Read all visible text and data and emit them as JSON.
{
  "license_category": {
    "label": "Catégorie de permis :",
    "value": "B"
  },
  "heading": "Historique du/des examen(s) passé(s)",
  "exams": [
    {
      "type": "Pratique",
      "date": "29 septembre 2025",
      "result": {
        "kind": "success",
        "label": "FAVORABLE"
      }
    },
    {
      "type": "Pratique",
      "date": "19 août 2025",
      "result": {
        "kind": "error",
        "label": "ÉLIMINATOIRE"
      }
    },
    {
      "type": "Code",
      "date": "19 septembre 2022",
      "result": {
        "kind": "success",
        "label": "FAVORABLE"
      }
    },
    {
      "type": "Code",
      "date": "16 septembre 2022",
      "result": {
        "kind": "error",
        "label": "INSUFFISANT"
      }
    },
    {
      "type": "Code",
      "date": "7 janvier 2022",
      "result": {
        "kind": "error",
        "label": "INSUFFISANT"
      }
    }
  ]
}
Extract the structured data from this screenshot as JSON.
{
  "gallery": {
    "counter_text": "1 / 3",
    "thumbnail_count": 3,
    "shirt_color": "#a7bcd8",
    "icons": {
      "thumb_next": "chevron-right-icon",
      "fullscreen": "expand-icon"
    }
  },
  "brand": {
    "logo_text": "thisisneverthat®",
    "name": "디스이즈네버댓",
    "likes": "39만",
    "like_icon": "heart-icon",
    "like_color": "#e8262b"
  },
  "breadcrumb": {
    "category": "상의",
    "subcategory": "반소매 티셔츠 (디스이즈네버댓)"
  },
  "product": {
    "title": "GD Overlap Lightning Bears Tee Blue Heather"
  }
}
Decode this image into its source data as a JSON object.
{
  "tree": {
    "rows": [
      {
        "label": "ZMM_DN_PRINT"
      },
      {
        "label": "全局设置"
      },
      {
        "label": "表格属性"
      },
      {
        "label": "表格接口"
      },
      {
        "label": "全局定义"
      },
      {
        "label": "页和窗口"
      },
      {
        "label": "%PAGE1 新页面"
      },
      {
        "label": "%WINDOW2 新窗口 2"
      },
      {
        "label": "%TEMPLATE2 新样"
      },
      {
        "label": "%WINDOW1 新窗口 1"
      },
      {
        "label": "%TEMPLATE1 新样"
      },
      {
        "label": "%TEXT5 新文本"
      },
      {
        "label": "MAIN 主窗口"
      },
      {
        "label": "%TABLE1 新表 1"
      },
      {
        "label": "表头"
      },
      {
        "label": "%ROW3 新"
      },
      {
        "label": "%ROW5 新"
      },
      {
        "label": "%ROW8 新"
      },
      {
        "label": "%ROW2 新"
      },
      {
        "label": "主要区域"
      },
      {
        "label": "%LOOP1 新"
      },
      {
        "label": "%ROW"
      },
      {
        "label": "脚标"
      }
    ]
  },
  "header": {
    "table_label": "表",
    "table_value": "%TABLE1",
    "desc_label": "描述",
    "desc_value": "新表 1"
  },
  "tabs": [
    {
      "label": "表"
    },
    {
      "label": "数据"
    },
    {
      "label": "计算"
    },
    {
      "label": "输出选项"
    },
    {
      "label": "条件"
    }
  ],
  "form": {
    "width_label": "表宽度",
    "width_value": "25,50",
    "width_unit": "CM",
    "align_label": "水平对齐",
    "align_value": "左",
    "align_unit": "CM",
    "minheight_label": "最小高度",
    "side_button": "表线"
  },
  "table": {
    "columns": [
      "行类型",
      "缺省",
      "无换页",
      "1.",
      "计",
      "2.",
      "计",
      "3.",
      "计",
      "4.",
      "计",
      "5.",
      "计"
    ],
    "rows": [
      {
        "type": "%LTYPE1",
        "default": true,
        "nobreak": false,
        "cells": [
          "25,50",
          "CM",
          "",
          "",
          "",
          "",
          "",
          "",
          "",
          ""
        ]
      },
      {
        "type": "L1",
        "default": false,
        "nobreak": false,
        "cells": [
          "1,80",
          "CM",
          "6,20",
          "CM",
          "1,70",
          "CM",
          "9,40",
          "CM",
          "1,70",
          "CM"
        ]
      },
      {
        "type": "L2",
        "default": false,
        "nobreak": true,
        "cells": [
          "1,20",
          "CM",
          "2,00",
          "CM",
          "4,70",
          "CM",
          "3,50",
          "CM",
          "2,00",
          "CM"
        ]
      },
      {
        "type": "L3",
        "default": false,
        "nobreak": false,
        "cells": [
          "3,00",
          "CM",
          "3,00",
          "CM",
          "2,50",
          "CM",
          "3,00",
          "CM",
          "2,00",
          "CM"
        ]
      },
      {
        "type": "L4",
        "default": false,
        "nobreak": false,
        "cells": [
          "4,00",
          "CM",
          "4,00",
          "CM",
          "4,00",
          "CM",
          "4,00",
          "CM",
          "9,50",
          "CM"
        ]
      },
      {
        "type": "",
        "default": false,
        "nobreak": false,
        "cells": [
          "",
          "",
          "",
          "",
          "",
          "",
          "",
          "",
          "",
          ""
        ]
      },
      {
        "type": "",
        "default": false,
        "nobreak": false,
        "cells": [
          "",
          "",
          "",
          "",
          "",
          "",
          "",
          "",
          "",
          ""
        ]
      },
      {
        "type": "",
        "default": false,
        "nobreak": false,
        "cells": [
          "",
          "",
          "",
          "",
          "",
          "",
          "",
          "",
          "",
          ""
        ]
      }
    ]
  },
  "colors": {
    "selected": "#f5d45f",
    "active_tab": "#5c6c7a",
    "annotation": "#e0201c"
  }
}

--

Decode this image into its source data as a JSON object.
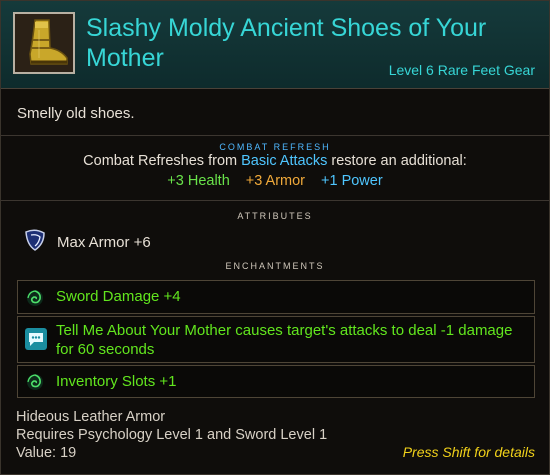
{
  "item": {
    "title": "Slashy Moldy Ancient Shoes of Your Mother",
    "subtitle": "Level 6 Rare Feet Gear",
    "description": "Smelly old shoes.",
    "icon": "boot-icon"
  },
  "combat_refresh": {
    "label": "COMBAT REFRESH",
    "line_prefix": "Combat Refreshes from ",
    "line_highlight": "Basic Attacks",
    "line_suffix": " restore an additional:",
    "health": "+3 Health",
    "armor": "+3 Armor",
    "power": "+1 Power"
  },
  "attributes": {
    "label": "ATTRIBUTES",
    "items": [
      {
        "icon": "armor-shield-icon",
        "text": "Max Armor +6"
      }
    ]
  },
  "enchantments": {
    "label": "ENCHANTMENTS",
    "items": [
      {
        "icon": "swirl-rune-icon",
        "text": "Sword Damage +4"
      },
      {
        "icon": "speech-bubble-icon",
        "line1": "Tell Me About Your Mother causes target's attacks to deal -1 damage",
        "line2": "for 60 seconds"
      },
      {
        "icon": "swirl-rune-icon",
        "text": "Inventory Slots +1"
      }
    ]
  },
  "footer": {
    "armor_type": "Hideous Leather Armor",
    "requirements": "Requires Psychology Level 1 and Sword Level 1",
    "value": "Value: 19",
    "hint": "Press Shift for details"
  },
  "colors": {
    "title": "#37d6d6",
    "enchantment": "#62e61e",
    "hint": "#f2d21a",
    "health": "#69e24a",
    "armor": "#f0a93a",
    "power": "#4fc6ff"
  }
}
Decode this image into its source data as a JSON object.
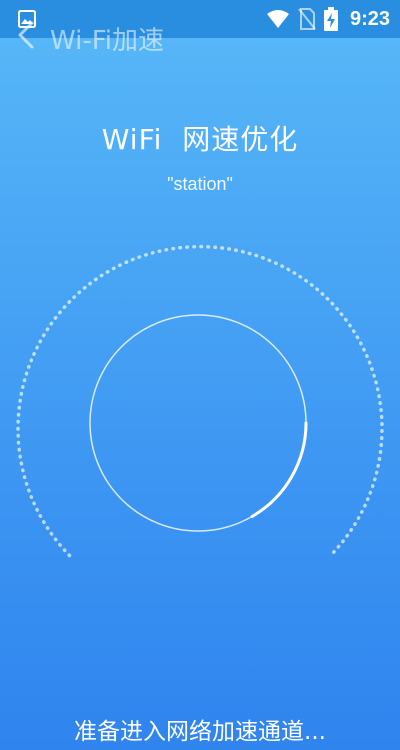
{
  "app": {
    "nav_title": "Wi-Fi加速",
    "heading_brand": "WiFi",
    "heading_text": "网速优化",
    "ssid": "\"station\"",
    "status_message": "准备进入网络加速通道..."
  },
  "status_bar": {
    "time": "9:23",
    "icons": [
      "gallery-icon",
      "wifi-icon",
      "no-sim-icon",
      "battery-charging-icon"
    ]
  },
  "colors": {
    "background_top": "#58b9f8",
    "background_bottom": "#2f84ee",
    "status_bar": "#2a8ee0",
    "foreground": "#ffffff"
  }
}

> _What the task asks_: Copy out all lines above that include the string "Level".

> _Full solution_:
    "subtitle": "Level 6 Rare Feet Gear",
    "requirements": "Requires Psychology Level 1 and Sword Level 1",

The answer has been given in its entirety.